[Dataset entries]
* * * * *
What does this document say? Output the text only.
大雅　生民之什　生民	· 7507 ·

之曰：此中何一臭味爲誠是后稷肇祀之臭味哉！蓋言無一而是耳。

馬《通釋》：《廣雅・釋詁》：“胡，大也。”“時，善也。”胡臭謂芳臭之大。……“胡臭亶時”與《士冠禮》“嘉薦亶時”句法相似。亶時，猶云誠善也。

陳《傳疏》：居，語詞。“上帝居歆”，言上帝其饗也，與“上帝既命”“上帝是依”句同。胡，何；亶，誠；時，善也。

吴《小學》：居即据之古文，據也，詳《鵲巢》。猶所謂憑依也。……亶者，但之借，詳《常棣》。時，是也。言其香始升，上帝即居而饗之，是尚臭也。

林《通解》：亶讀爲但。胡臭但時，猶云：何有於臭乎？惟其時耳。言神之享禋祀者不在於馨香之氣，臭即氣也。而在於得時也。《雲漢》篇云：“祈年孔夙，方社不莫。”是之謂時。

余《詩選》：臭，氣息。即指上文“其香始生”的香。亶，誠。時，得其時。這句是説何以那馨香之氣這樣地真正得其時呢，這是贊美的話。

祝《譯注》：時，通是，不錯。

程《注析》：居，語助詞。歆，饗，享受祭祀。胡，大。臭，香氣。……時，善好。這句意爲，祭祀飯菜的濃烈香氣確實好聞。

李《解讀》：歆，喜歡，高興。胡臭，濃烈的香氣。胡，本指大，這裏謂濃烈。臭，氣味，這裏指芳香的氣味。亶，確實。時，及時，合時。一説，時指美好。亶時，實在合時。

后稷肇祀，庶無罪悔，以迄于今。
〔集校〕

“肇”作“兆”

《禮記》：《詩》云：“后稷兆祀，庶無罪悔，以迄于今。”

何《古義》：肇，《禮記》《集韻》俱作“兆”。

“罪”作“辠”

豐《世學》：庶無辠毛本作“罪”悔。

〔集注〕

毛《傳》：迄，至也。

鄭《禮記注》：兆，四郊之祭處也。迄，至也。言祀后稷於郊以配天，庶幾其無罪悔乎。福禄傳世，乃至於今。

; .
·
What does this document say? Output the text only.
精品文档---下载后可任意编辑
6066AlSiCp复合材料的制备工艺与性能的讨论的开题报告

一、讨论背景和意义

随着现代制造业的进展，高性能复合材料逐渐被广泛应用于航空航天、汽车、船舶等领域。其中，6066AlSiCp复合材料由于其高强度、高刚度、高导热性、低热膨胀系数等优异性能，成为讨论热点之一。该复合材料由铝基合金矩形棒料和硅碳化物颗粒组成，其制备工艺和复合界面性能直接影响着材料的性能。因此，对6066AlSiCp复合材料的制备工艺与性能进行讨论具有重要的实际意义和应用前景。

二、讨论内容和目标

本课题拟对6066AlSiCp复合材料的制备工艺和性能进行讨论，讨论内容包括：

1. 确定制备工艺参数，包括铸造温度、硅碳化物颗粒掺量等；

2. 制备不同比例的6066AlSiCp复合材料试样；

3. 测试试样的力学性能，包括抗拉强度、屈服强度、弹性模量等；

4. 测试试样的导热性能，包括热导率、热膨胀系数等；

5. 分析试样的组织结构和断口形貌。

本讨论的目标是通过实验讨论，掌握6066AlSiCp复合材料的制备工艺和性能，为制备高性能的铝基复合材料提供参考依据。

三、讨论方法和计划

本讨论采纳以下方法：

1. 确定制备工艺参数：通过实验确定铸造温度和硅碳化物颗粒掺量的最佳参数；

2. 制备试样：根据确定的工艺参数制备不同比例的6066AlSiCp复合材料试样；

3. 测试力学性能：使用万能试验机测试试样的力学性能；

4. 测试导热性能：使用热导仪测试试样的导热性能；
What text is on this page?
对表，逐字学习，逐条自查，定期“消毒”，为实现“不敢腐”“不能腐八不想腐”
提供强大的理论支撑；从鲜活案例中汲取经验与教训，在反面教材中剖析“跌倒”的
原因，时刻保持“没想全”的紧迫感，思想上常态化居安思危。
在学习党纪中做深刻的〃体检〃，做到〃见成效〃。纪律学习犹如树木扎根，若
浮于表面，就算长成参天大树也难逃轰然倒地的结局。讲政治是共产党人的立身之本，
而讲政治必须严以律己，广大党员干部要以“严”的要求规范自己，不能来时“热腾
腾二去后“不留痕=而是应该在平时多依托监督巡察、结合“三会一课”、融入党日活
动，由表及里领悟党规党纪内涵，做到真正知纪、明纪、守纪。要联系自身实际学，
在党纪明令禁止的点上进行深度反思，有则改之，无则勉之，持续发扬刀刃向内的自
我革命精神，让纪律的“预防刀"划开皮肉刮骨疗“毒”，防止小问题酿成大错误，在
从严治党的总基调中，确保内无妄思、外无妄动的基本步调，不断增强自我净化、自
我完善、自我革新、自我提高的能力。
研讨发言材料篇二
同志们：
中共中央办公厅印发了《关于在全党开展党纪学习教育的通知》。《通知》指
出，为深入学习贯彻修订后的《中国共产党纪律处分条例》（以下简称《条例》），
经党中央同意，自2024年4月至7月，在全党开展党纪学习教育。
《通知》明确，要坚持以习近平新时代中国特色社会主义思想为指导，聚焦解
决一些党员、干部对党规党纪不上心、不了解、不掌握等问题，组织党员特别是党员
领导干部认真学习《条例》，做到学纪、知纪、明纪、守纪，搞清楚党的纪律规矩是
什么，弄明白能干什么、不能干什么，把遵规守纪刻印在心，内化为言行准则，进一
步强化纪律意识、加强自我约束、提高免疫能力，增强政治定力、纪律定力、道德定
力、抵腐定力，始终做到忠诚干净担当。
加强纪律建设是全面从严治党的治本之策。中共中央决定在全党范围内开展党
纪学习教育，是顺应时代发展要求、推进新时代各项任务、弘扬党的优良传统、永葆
* * * * *
Requirements
Write out the listing once more, matching it exactly.

Answer for this exercise
What does this document say? Output the text only.
大雅　生民之什　生民	· 7507 ·

之曰：此中何一臭味爲誠是后稷肇祀之臭味哉！蓋言無一而是耳。

馬《通釋》：《廣雅・釋詁》：“胡，大也。”“時，善也。”胡臭謂芳臭之大。……“胡臭亶時”與《士冠禮》“嘉薦亶時”句法相似。亶時，猶云誠善也。

陳《傳疏》：居，語詞。“上帝居歆”，言上帝其饗也，與“上帝既命”“上帝是依”句同。胡，何；亶，誠；時，善也。

吴《小學》：居即据之古文，據也，詳《鵲巢》。猶所謂憑依也。……亶者，但之借，詳《常棣》。時，是也。言其香始升，上帝即居而饗之，是尚臭也。

林《通解》：亶讀爲但。胡臭但時，猶云：何有於臭乎？惟其時耳。言神之享禋祀者不在於馨香之氣，臭即氣也。而在於得時也。《雲漢》篇云：“祈年孔夙，方社不莫。”是之謂時。

余《詩選》：臭，氣息。即指上文“其香始生”的香。亶，誠。時，得其時。這句是説何以那馨香之氣這樣地真正得其時呢，這是贊美的話。

祝《譯注》：時，通是，不錯。

程《注析》：居，語助詞。歆，饗，享受祭祀。胡，大。臭，香氣。……時，善好。這句意爲，祭祀飯菜的濃烈香氣確實好聞。

李《解讀》：歆，喜歡，高興。胡臭，濃烈的香氣。胡，本指大，這裏謂濃烈。臭，氣味，這裏指芳香的氣味。亶，確實。時，及時，合時。一説，時指美好。亶時，實在合時。

后稷肇祀，庶無罪悔，以迄于今。
〔集校〕

“肇”作“兆”

《禮記》：《詩》云：“后稷兆祀，庶無罪悔，以迄于今。”

何《古義》：肇，《禮記》《集韻》俱作“兆”。

“罪”作“辠”

豐《世學》：庶無辠毛本作“罪”悔。

〔集注〕

毛《傳》：迄，至也。

鄭《禮記注》：兆，四郊之祭處也。迄，至也。言祀后稷於郊以配天，庶幾其無罪悔乎。福禄傳世，乃至於今。

; .
·
What does this document say? Output the text only.
精品文档---下载后可任意编辑
6066AlSiCp复合材料的制备工艺与性能的讨论的开题报告

一、讨论背景和意义

随着现代制造业的进展，高性能复合材料逐渐被广泛应用于航空航天、汽车、船舶等领域。其中，6066AlSiCp复合材料由于其高强度、高刚度、高导热性、低热膨胀系数等优异性能，成为讨论热点之一。该复合材料由铝基合金矩形棒料和硅碳化物颗粒组成，其制备工艺和复合界面性能直接影响着材料的性能。因此，对6066AlSiCp复合材料的制备工艺与性能进行讨论具有重要的实际意义和应用前景。

二、讨论内容和目标

本课题拟对6066AlSiCp复合材料的制备工艺和性能进行讨论，讨论内容包括：

1. 确定制备工艺参数，包括铸造温度、硅碳化物颗粒掺量等；

2. 制备不同比例的6066AlSiCp复合材料试样；

3. 测试试样的力学性能，包括抗拉强度、屈服强度、弹性模量等；

4. 测试试样的导热性能，包括热导率、热膨胀系数等；

5. 分析试样的组织结构和断口形貌。

本讨论的目标是通过实验讨论，掌握6066AlSiCp复合材料的制备工艺和性能，为制备高性能的铝基复合材料提供参考依据。

三、讨论方法和计划

本讨论采纳以下方法：

1. 确定制备工艺参数：通过实验确定铸造温度和硅碳化物颗粒掺量的最佳参数；

2. 制备试样：根据确定的工艺参数制备不同比例的6066AlSiCp复合材料试样；

3. 测试力学性能：使用万能试验机测试试样的力学性能；

4. 测试导热性能：使用热导仪测试试样的导热性能；
What text is on this page?
对表，逐字学习，逐条自查，定期“消毒”，为实现“不敢腐”“不能腐八不想腐”
提供强大的理论支撑；从鲜活案例中汲取经验与教训，在反面教材中剖析“跌倒”的
原因，时刻保持“没想全”的紧迫感，思想上常态化居安思危。
在学习党纪中做深刻的〃体检〃，做到〃见成效〃。纪律学习犹如树木扎根，若
浮于表面，就算长成参天大树也难逃轰然倒地的结局。讲政治是共产党人的立身之本，
而讲政治必须严以律己，广大党员干部要以“严”的要求规范自己，不能来时“热腾
腾二去后“不留痕=而是应该在平时多依托监督巡察、结合“三会一课”、融入党日活
动，由表及里领悟党规党纪内涵，做到真正知纪、明纪、守纪。要联系自身实际学，
在党纪明令禁止的点上进行深度反思，有则改之，无则勉之，持续发扬刀刃向内的自
我革命精神，让纪律的“预防刀"划开皮肉刮骨疗“毒”，防止小问题酿成大错误，在
从严治党的总基调中，确保内无妄思、外无妄动的基本步调，不断增强自我净化、自
我完善、自我革新、自我提高的能力。
研讨发言材料篇二
同志们：
中共中央办公厅印发了《关于在全党开展党纪学习教育的通知》。《通知》指
出，为深入学习贯彻修订后的《中国共产党纪律处分条例》（以下简称《条例》），
经党中央同意，自2024年4月至7月，在全党开展党纪学习教育。
《通知》明确，要坚持以习近平新时代中国特色社会主义思想为指导，聚焦解
决一些党员、干部对党规党纪不上心、不了解、不掌握等问题，组织党员特别是党员
领导干部认真学习《条例》，做到学纪、知纪、明纪、守纪，搞清楚党的纪律规矩是
什么，弄明白能干什么、不能干什么，把遵规守纪刻印在心，内化为言行准则，进一
步强化纪律意识、加强自我约束、提高免疫能力，增强政治定力、纪律定力、道德定
力、抵腐定力，始终做到忠诚干净担当。
加强纪律建设是全面从严治党的治本之策。中共中央决定在全党范围内开展党
纪学习教育，是顺应时代发展要求、推进新时代各项任务、弘扬党的优良传统、永葆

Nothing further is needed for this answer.